_What to produce_
Each entry below is to be given again word for word, with no pictures.

_Source data_

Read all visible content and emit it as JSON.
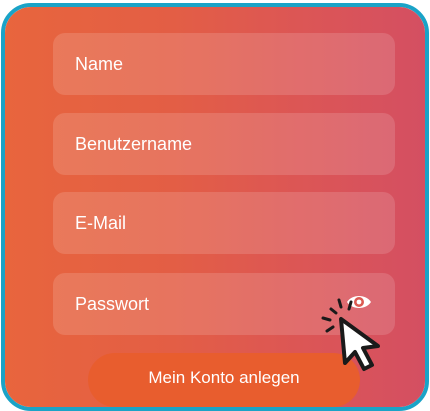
{
  "form": {
    "fields": [
      {
        "placeholder": "Name"
      },
      {
        "placeholder": "Benutzername"
      },
      {
        "placeholder": "E-Mail"
      },
      {
        "placeholder": "Passwort"
      }
    ],
    "password_toggle_icon": "eye-icon",
    "submit_label": "Mein Konto anlegen"
  },
  "overlay": {
    "cursor_icon": "mouse-pointer-click-icon"
  },
  "colors": {
    "frame_border": "#1aa3c7",
    "card_gradient_start": "#e8653d",
    "card_gradient_end": "#d44f62",
    "button": "#e85d2e",
    "text": "#ffffff"
  }
}
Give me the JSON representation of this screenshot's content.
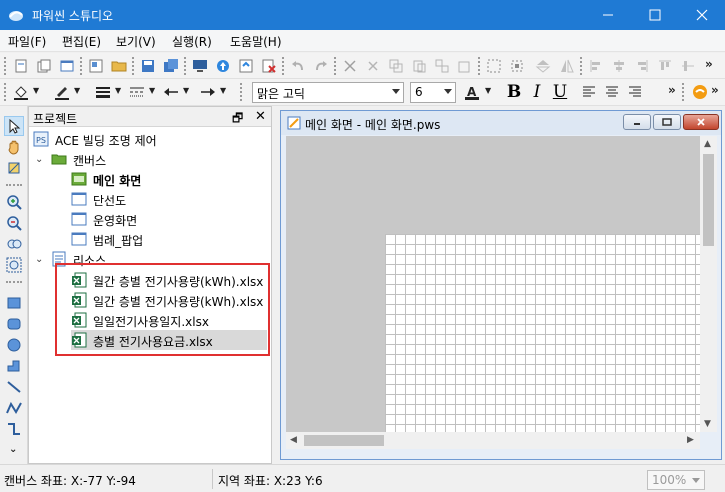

_Task result_
Read all visible content and emit it as JSON.
{
  "form": {
    "fields": [
      {
        "placeholder": "Name"
      },
      {
        "placeholder": "Benutzername"
      },
      {
        "placeholder": "E-Mail"
      },
      {
        "placeholder": "Passwort"
      }
    ],
    "password_toggle_icon": "eye-icon",
    "submit_label": "Mein Konto anlegen"
  },
  "overlay": {
    "cursor_icon": "mouse-pointer-click-icon"
  },
  "colors": {
    "frame_border": "#1aa3c7",
    "card_gradient_start": "#e8653d",
    "card_gradient_end": "#d44f62",
    "button": "#e85d2e",
    "text": "#ffffff"
  }
}
Give me the JSON representation of this screenshot's content.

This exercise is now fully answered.